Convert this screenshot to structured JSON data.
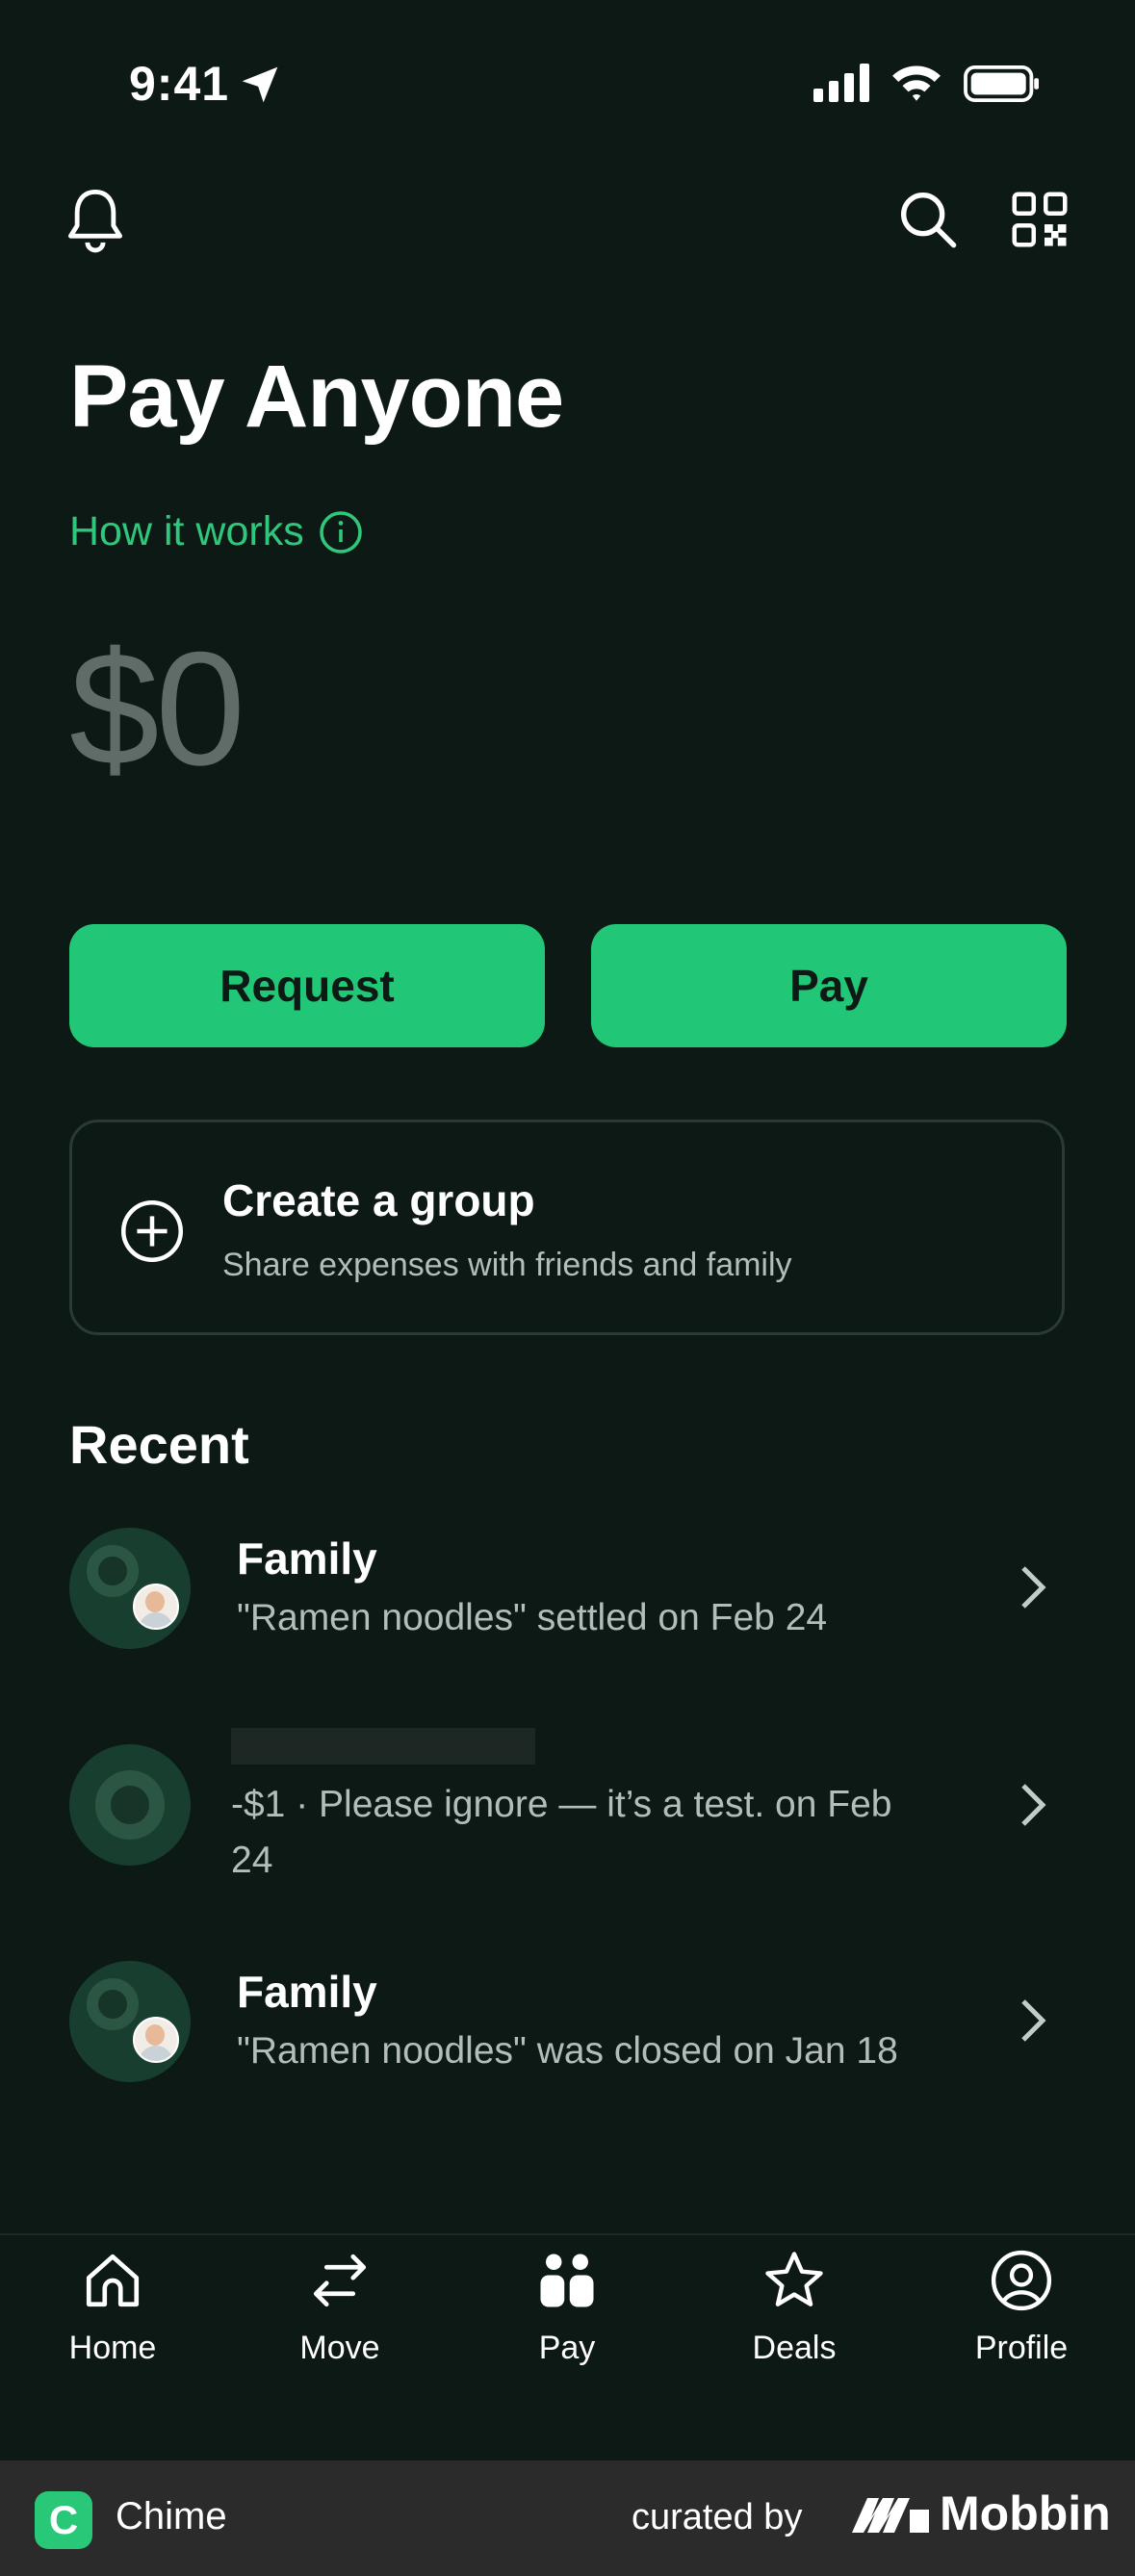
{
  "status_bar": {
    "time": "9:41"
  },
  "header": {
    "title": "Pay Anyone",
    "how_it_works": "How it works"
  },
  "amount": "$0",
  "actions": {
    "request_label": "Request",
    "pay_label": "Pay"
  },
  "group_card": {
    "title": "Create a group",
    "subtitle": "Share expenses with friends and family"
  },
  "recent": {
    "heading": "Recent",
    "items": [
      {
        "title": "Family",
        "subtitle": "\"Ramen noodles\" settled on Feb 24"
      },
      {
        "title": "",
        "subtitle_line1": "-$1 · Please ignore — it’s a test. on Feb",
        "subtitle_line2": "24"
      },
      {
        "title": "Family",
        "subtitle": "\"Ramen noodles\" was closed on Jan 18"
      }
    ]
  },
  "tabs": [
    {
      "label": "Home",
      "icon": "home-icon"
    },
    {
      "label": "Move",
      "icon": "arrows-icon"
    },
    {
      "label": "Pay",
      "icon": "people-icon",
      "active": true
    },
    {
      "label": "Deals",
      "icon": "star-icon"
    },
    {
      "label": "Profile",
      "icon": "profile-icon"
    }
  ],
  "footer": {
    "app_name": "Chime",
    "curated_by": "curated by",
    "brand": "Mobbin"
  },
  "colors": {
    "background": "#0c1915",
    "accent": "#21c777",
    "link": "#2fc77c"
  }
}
----------------------------------------
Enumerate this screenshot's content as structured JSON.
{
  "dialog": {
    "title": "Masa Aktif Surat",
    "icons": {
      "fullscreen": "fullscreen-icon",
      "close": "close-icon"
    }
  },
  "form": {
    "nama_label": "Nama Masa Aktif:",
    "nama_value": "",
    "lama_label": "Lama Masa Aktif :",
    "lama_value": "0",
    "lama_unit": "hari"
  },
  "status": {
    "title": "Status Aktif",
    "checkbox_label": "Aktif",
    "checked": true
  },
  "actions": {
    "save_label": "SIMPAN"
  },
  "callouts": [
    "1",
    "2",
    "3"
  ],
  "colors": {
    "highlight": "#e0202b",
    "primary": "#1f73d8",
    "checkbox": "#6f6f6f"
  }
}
----------------------------------------
Exercise objective: Look for "Masa" and pull out every line that has it.

Output of the exercise:
    "title": "Masa Aktif Surat",
    "nama_label": "Nama Masa Aktif:",
    "lama_label": "Lama Masa Aktif :",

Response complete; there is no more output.